== Exercise task a ==
In the rows, reproduce word for word everything from the line containing "bar [405, 562, 411, 606]" down to the line containing "bar [765, 554, 771, 562]", including both of those lines.

== Source extract ==
>> Start

Two Main Categories of Tour Operators
Tour operators are people or companies that offer various travel packages that are used by tourists. Tour operators are very different from tour agents. Tour operators combine everything that the tourist would possibly need into one package. There are two main categories of tour operators in the United Kingdom. These are the incoming tour operators and the outbound tour operators (Aramberri & Butler 2005).
Outbound tour operators are tour operators who offer different holiday packages to people who are going abroad for vacation (Talwar 2006). This means that people who live in the UK use outgoing tour operators when they want to go abroad.
Such tour operators own one or several travel services and have packages that include accommodation and tours in the country that the person wants to visit. One of the well known outbound tour operators in the United Kingdom is Thomson (Kozak & Baloglu 2005).
An incoming tour operator, on the other hand, is a tour operator who gives tour services to people who are visiting the country (Spenceley 2008). There are some tourists who do not look for the outbound tour operators; instead, they prefer using the incoming tour operators.
There are a number of reasons why people prefer one category of tour operators to the other. An example of an incoming tour operator in the United Kingdom is the GTi Travel Group.
Roles of Incoming and Outbound Tour Operators in the Same Country
The two categories of tour operators have very different roles when they are working in the same country. One of the roles that are performed by outbound tour operators is booking accommodation for tourists who are travelling from the United Kingdom to any other country. These tour operators usually have agreements with hotels and other service providers to give their clients quality services.
The outbound tour operator also ensures that the flight details of the tourists are in place (Pender & Sharpley 2005). Most of the tour operators have special deals with various airlines.

>> End

== Exercise task b ==
Which company does the tour operators text name as an example of an incoming tour operator in the United Kingdom?

Spatial layout entries
>> Start

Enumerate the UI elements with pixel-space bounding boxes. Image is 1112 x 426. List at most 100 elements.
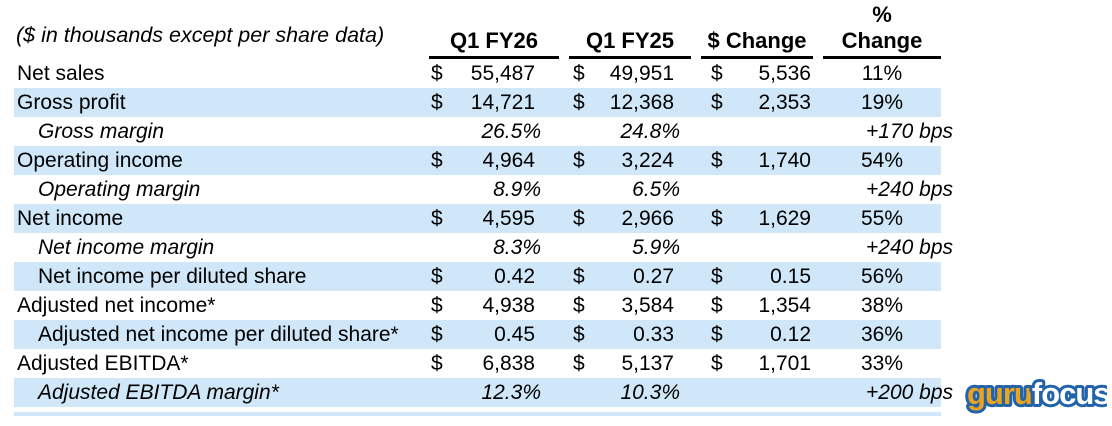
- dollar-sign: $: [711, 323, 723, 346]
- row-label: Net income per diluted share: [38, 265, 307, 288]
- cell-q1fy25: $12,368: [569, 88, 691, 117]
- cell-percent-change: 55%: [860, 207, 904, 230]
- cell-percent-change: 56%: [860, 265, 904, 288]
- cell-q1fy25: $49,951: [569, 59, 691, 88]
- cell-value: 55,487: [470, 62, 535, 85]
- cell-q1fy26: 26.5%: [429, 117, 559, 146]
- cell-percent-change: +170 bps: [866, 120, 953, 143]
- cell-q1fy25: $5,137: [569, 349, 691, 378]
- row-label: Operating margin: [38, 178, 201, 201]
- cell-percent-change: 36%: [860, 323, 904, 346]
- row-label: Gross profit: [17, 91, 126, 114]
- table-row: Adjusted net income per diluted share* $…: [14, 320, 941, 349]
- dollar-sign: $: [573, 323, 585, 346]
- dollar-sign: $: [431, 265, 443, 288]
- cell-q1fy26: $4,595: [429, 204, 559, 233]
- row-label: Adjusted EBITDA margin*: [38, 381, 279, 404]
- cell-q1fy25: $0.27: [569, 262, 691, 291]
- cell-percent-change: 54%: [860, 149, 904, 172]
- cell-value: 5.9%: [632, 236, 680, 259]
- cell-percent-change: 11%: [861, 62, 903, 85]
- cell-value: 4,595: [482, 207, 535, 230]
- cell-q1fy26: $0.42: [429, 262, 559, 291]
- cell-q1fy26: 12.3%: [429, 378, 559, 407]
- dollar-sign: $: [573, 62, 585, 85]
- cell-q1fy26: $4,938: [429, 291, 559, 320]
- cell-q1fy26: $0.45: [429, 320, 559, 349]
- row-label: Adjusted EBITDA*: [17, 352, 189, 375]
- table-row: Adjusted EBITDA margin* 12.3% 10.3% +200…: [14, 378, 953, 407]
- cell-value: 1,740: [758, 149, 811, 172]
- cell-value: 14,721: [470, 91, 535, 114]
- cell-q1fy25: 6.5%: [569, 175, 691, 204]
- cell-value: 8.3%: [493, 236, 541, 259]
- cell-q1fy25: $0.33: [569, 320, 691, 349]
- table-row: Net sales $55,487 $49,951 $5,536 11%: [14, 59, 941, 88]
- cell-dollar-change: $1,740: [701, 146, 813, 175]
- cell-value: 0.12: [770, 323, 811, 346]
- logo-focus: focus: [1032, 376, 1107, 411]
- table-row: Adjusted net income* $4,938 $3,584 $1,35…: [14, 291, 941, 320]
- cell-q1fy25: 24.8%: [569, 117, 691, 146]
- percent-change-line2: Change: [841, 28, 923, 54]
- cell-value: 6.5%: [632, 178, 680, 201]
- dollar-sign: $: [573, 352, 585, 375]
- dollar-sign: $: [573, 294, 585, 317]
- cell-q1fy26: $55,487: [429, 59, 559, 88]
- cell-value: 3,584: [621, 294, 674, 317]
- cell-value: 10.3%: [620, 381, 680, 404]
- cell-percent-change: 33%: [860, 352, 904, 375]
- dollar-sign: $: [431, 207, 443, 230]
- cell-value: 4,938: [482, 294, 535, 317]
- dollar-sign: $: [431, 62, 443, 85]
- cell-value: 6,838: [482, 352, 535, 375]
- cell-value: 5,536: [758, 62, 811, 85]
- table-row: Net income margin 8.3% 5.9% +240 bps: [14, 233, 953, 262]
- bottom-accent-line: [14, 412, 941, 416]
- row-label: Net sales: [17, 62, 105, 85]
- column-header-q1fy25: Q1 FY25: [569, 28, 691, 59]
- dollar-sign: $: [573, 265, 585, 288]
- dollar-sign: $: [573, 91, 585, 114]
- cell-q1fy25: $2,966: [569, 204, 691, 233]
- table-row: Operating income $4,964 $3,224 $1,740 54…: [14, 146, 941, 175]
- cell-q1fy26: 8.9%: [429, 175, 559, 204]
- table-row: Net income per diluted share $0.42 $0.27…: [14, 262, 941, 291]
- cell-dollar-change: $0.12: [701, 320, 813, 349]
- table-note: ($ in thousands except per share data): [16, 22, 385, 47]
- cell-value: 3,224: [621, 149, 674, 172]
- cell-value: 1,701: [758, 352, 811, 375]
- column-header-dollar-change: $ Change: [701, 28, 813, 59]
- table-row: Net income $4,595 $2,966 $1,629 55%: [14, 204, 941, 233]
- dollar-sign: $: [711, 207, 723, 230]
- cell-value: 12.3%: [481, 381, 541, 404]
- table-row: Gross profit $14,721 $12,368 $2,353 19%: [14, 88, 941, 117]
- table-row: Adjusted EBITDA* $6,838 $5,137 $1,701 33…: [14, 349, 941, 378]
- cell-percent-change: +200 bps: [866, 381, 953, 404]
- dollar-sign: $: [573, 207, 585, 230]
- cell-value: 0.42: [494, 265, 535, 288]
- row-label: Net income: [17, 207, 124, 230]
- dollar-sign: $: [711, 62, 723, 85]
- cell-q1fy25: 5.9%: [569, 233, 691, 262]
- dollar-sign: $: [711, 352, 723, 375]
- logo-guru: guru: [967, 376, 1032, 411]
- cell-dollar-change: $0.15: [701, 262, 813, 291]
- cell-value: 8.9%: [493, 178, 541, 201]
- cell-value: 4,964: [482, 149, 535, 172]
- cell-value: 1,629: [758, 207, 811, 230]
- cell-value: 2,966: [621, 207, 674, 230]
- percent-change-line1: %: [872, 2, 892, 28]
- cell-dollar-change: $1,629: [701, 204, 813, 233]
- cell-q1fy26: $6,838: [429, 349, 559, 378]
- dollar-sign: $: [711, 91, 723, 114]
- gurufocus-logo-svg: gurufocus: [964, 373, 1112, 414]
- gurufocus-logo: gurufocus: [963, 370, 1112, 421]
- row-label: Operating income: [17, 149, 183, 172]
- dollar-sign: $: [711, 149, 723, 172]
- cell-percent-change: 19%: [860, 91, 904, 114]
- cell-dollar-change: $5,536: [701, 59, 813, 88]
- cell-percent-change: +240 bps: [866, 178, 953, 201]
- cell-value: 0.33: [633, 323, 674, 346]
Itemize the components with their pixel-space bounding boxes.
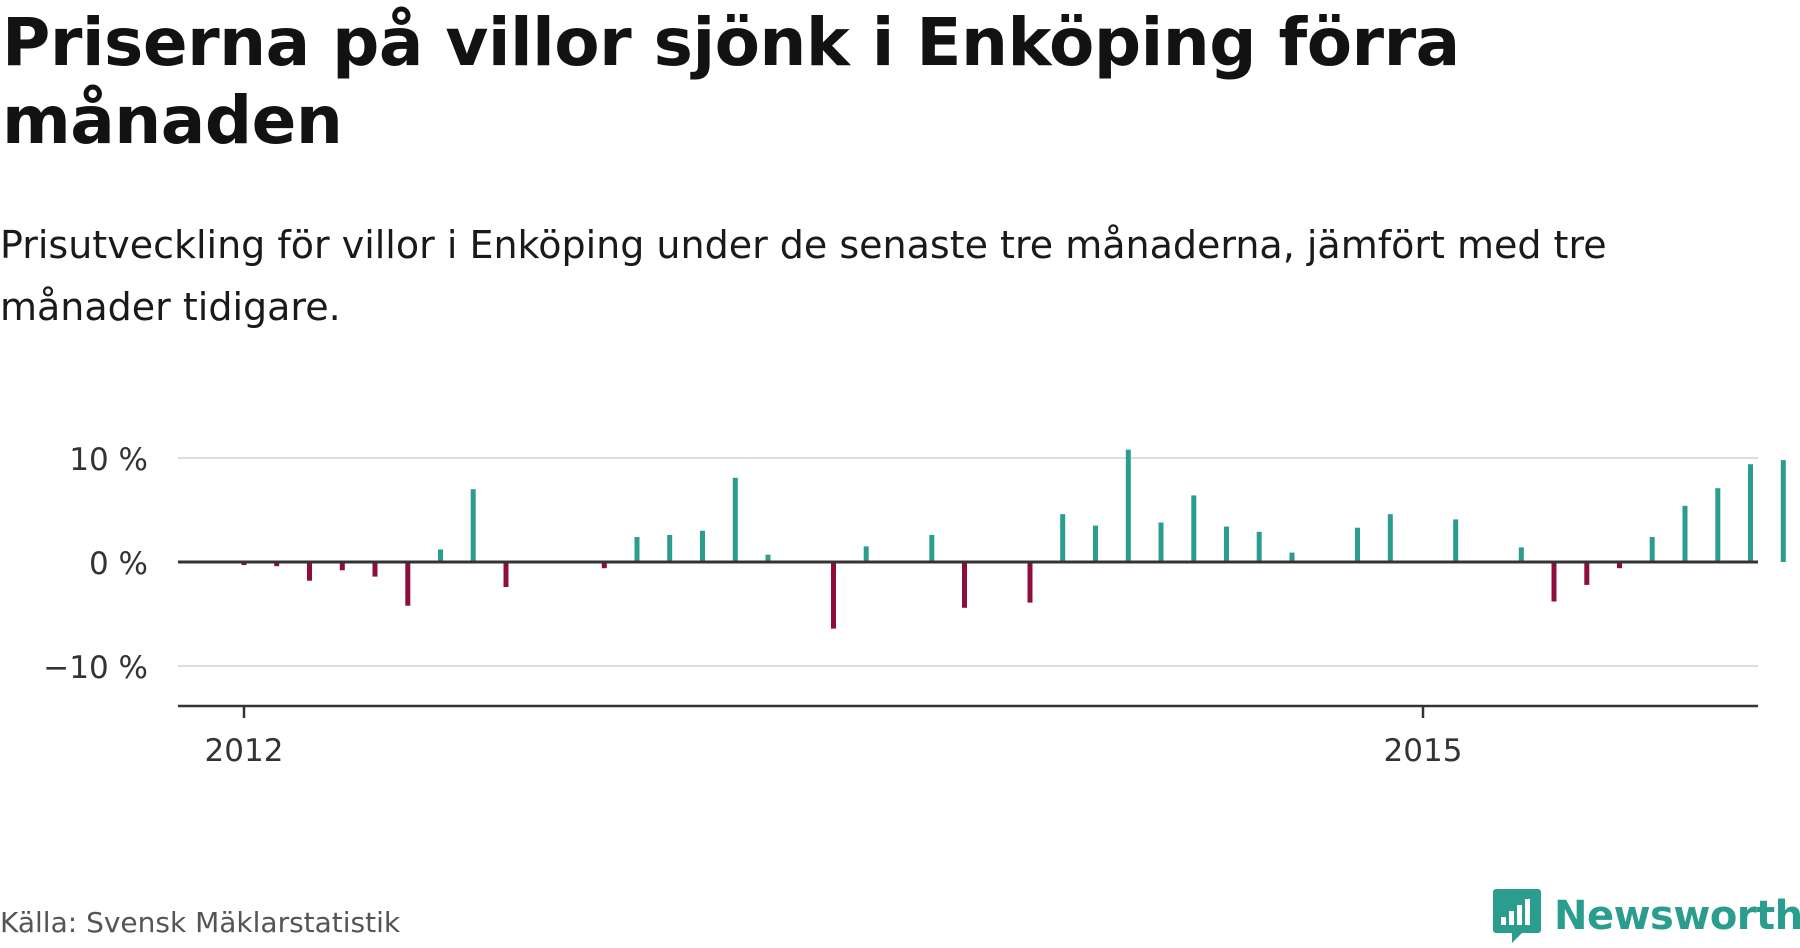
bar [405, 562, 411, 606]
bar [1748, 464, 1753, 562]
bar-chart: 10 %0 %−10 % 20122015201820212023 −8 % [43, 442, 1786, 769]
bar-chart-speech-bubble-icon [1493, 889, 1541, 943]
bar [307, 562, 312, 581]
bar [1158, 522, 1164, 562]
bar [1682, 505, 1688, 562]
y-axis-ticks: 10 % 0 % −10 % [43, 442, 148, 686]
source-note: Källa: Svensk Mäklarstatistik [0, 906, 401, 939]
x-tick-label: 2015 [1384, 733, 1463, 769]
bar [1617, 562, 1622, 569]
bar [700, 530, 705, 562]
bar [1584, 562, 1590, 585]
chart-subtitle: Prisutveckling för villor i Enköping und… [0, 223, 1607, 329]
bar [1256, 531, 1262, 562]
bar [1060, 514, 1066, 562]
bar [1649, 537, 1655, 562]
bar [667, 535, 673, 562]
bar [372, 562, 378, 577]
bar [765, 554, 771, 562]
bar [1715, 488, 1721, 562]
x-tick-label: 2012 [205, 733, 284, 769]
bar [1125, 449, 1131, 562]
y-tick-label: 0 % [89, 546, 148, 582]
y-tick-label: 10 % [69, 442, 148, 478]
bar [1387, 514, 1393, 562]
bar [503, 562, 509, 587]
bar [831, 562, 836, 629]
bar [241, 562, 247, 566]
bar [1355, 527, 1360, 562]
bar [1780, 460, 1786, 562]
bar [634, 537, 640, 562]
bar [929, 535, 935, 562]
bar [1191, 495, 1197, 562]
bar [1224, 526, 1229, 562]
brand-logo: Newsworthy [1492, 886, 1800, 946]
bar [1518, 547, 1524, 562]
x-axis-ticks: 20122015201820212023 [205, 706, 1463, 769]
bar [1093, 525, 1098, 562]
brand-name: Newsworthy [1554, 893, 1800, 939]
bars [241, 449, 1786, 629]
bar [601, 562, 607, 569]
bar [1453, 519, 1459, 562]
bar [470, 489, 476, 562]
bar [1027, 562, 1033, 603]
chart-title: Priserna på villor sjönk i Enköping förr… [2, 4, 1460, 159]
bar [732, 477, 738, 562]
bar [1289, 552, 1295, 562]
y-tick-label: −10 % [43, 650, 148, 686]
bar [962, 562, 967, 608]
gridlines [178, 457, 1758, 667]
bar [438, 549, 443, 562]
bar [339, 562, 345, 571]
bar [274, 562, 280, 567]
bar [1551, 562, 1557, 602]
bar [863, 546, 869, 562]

>> End

== Output a ==
bar [405, 562, 411, 606]
bar [1748, 464, 1753, 562]
bar-chart: 10 %0 %−10 % 20122015201820212023 −8 % [43, 442, 1786, 769]
bar-chart-speech-bubble-icon [1493, 889, 1541, 943]
bar [307, 562, 312, 581]
bar [1158, 522, 1164, 562]
bar [1682, 505, 1688, 562]
y-axis-ticks: 10 % 0 % −10 % [43, 442, 148, 686]
source-note: Källa: Svensk Mäklarstatistik [0, 906, 401, 939]
x-tick-label: 2015 [1384, 733, 1463, 769]
bar [1617, 562, 1622, 569]
bar [700, 530, 705, 562]
bar [1584, 562, 1590, 585]
chart-subtitle: Prisutveckling för villor i Enköping und… [0, 223, 1607, 329]
bar [1256, 531, 1262, 562]
bar [1060, 514, 1066, 562]
bar [1649, 537, 1655, 562]
bar [667, 535, 673, 562]
bar [372, 562, 378, 577]
bar [765, 554, 771, 562]

== Output b ==
The GTi Travel Group.